Exercise directions -
Skip the images and return the records below exactly.

[Dataset rows about figures]
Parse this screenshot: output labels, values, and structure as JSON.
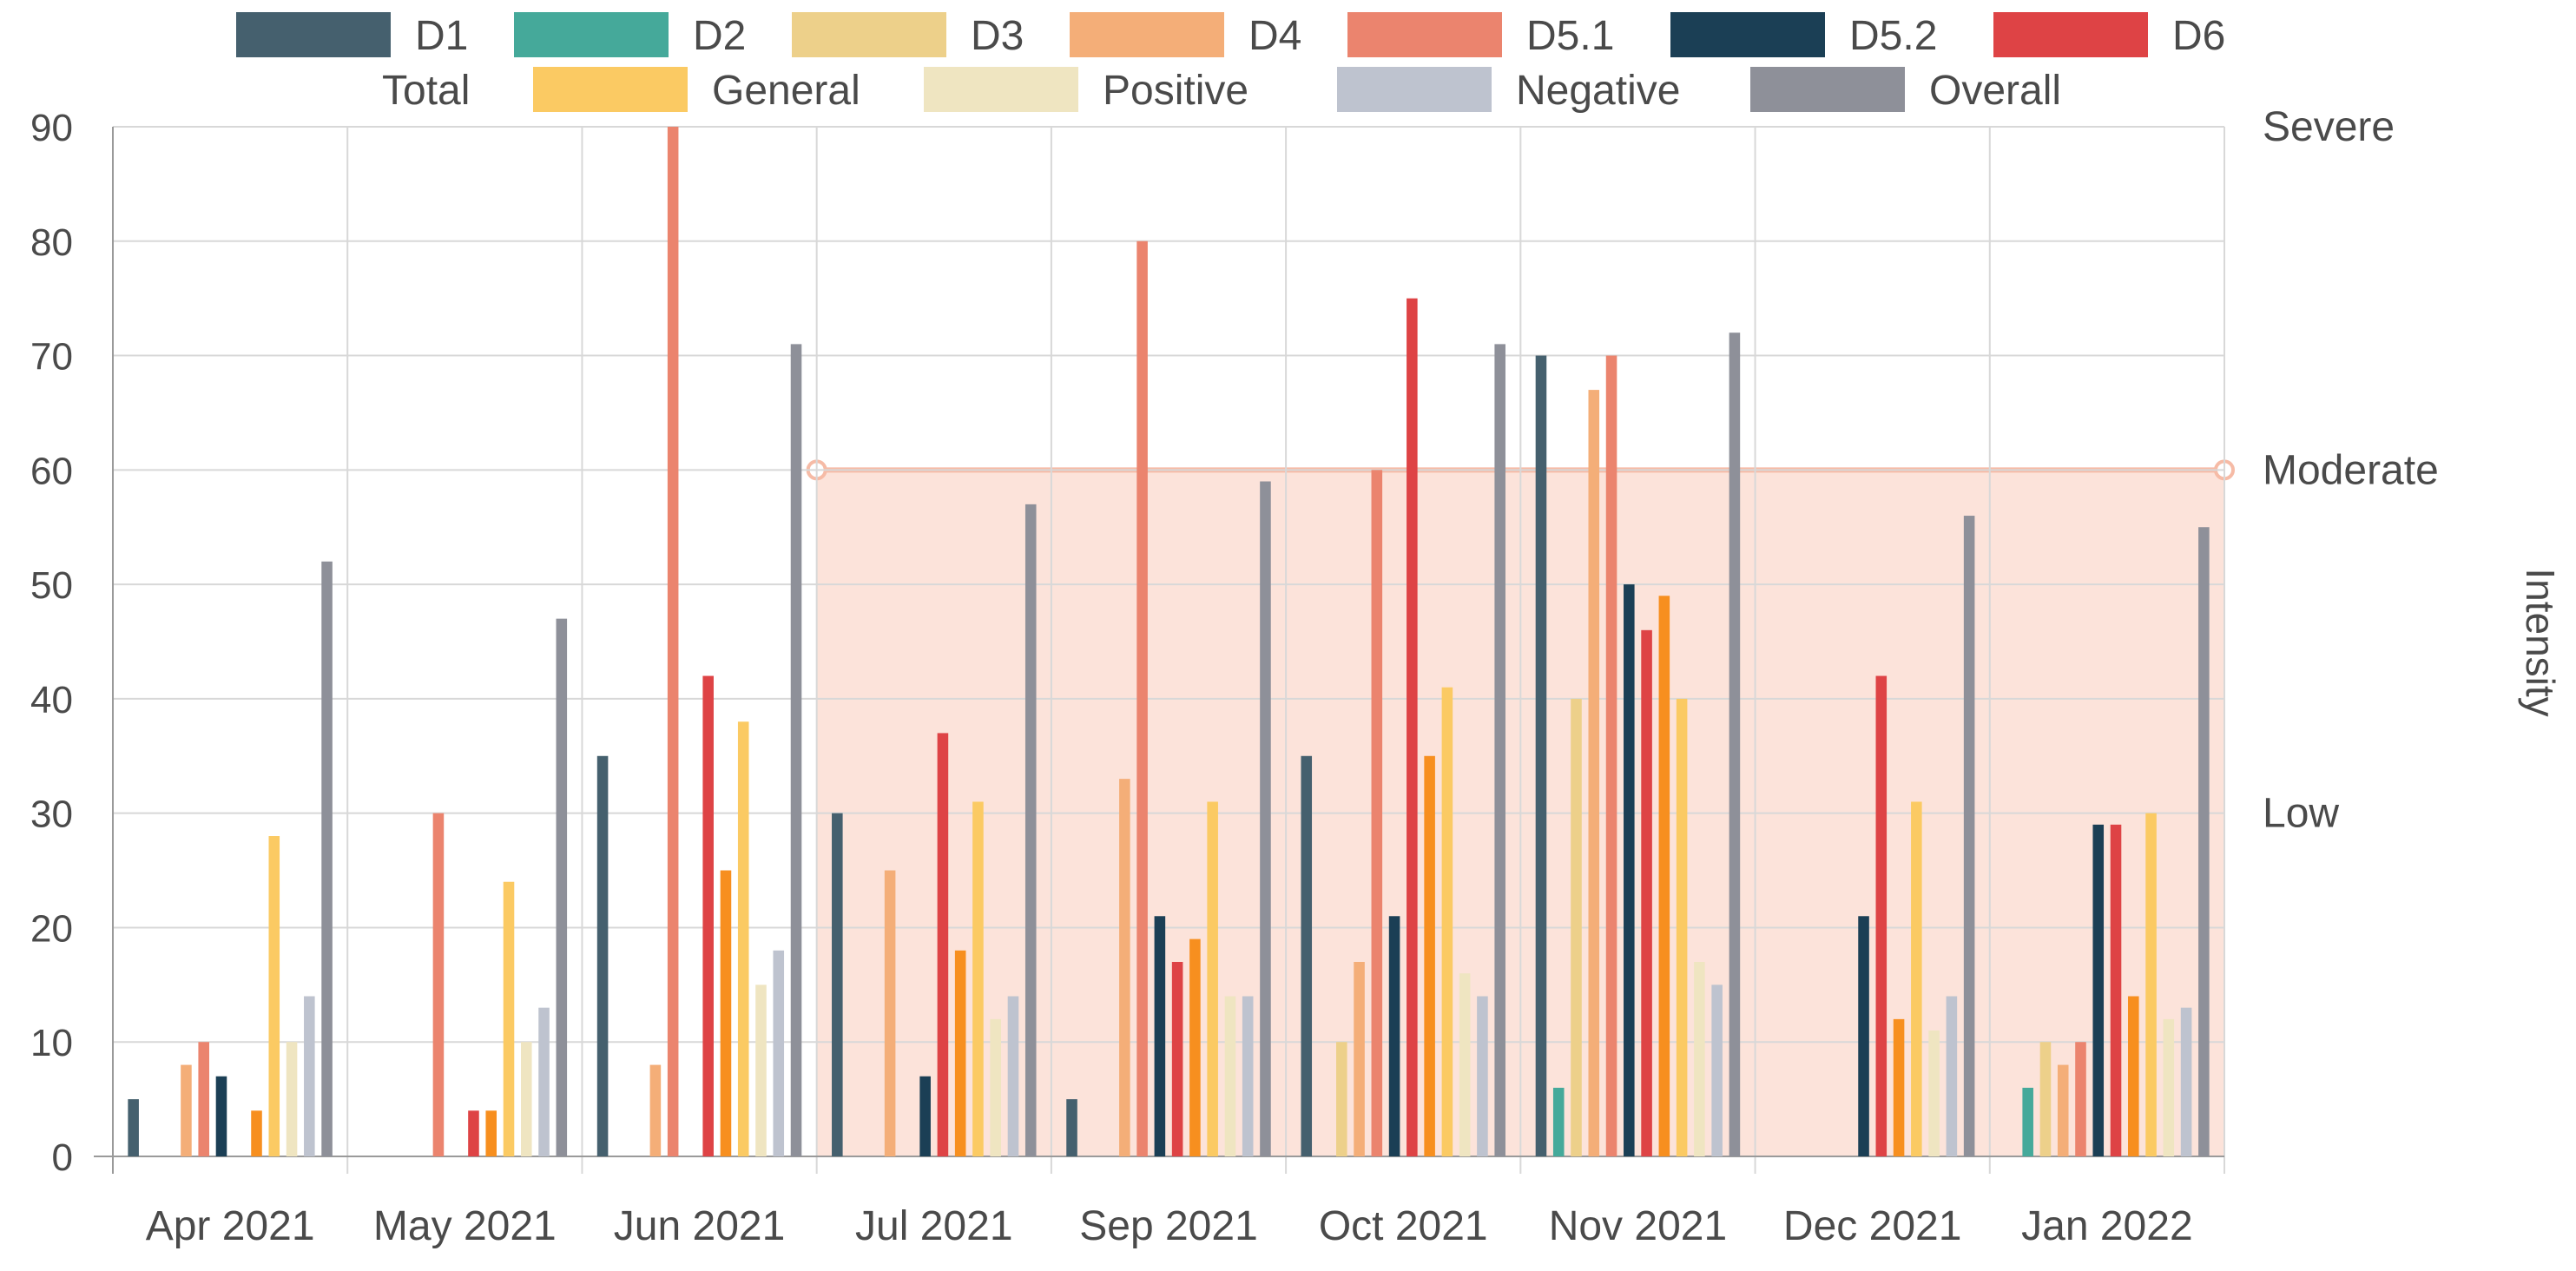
{
  "chart_data": {
    "type": "bar",
    "categories": [
      "Apr 2021",
      "May 2021",
      "Jun 2021",
      "Jul 2021",
      "Sep 2021",
      "Oct 2021",
      "Nov 2021",
      "Dec 2021",
      "Jan 2022"
    ],
    "ylim": [
      0,
      90
    ],
    "yticks": [
      0,
      10,
      20,
      30,
      40,
      50,
      60,
      70,
      80,
      90
    ],
    "ylabel": "Intensity",
    "grid": true,
    "legend_position": "top",
    "right_axis_labels": [
      "Severe",
      "Moderate",
      "Low"
    ],
    "band": {
      "from_category": "Jul 2021",
      "to_category": "Jan 2022",
      "y_top": 60,
      "y_bottom": 0,
      "color": "#fce3da",
      "line_color": "#f6bba6"
    },
    "series": [
      {
        "name": "D1",
        "color": "#45606e",
        "values": [
          5,
          0,
          35,
          30,
          5,
          35,
          70,
          0,
          0
        ]
      },
      {
        "name": "D2",
        "color": "#45a99a",
        "values": [
          0,
          0,
          0,
          0,
          0,
          0,
          6,
          0,
          6
        ]
      },
      {
        "name": "D3",
        "color": "#edd08a",
        "values": [
          0,
          0,
          0,
          0,
          0,
          10,
          40,
          0,
          10
        ]
      },
      {
        "name": "D4",
        "color": "#f4ae78",
        "values": [
          8,
          0,
          8,
          25,
          33,
          17,
          67,
          0,
          8
        ]
      },
      {
        "name": "D5.1",
        "color": "#eb846e",
        "values": [
          10,
          30,
          90,
          0,
          80,
          60,
          70,
          0,
          10
        ]
      },
      {
        "name": "D5.2",
        "color": "#1b3f55",
        "values": [
          7,
          0,
          0,
          7,
          21,
          21,
          50,
          21,
          29
        ]
      },
      {
        "name": "D6",
        "color": "#de4345",
        "values": [
          0,
          4,
          42,
          37,
          17,
          75,
          46,
          42,
          29
        ]
      },
      {
        "name": "Total",
        "color": "#f78f1f",
        "values": [
          4,
          4,
          25,
          18,
          19,
          35,
          49,
          12,
          14
        ]
      },
      {
        "name": "General",
        "color": "#fbca63",
        "values": [
          28,
          24,
          38,
          31,
          31,
          41,
          40,
          31,
          30
        ]
      },
      {
        "name": "Positive",
        "color": "#efe5c1",
        "values": [
          10,
          10,
          15,
          12,
          14,
          16,
          17,
          11,
          12
        ]
      },
      {
        "name": "Negative",
        "color": "#bec3cf",
        "values": [
          14,
          13,
          18,
          14,
          14,
          14,
          15,
          14,
          13
        ]
      },
      {
        "name": "Overall",
        "color": "#8e9099",
        "values": [
          52,
          47,
          71,
          57,
          59,
          71,
          72,
          56,
          55
        ]
      }
    ]
  }
}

Result for this exercise -
Parse this screenshot: output labels, values, and structure as JSON.
{
  "chart_data": {
    "type": "bar",
    "categories": [
      "Apr 2021",
      "May 2021",
      "Jun 2021",
      "Jul 2021",
      "Sep 2021",
      "Oct 2021",
      "Nov 2021",
      "Dec 2021",
      "Jan 2022"
    ],
    "ylim": [
      0,
      90
    ],
    "yticks": [
      0,
      10,
      20,
      30,
      40,
      50,
      60,
      70,
      80,
      90
    ],
    "ylabel": "Intensity",
    "grid": true,
    "legend_position": "top",
    "right_axis_labels": [
      "Severe",
      "Moderate",
      "Low"
    ],
    "band": {
      "from_category": "Jul 2021",
      "to_category": "Jan 2022",
      "y_top": 60,
      "y_bottom": 0,
      "color": "#fce3da",
      "line_color": "#f6bba6"
    },
    "series": [
      {
        "name": "D1",
        "color": "#45606e",
        "values": [
          5,
          0,
          35,
          30,
          5,
          35,
          70,
          0,
          0
        ]
      },
      {
        "name": "D2",
        "color": "#45a99a",
        "values": [
          0,
          0,
          0,
          0,
          0,
          0,
          6,
          0,
          6
        ]
      },
      {
        "name": "D3",
        "color": "#edd08a",
        "values": [
          0,
          0,
          0,
          0,
          0,
          10,
          40,
          0,
          10
        ]
      },
      {
        "name": "D4",
        "color": "#f4ae78",
        "values": [
          8,
          0,
          8,
          25,
          33,
          17,
          67,
          0,
          8
        ]
      },
      {
        "name": "D5.1",
        "color": "#eb846e",
        "values": [
          10,
          30,
          90,
          0,
          80,
          60,
          70,
          0,
          10
        ]
      },
      {
        "name": "D5.2",
        "color": "#1b3f55",
        "values": [
          7,
          0,
          0,
          7,
          21,
          21,
          50,
          21,
          29
        ]
      },
      {
        "name": "D6",
        "color": "#de4345",
        "values": [
          0,
          4,
          42,
          37,
          17,
          75,
          46,
          42,
          29
        ]
      },
      {
        "name": "Total",
        "color": "#f78f1f",
        "values": [
          4,
          4,
          25,
          18,
          19,
          35,
          49,
          12,
          14
        ]
      },
      {
        "name": "General",
        "color": "#fbca63",
        "values": [
          28,
          24,
          38,
          31,
          31,
          41,
          40,
          31,
          30
        ]
      },
      {
        "name": "Positive",
        "color": "#efe5c1",
        "values": [
          10,
          10,
          15,
          12,
          14,
          16,
          17,
          11,
          12
        ]
      },
      {
        "name": "Negative",
        "color": "#bec3cf",
        "values": [
          14,
          13,
          18,
          14,
          14,
          14,
          15,
          14,
          13
        ]
      },
      {
        "name": "Overall",
        "color": "#8e9099",
        "values": [
          52,
          47,
          71,
          57,
          59,
          71,
          72,
          56,
          55
        ]
      }
    ]
  }
}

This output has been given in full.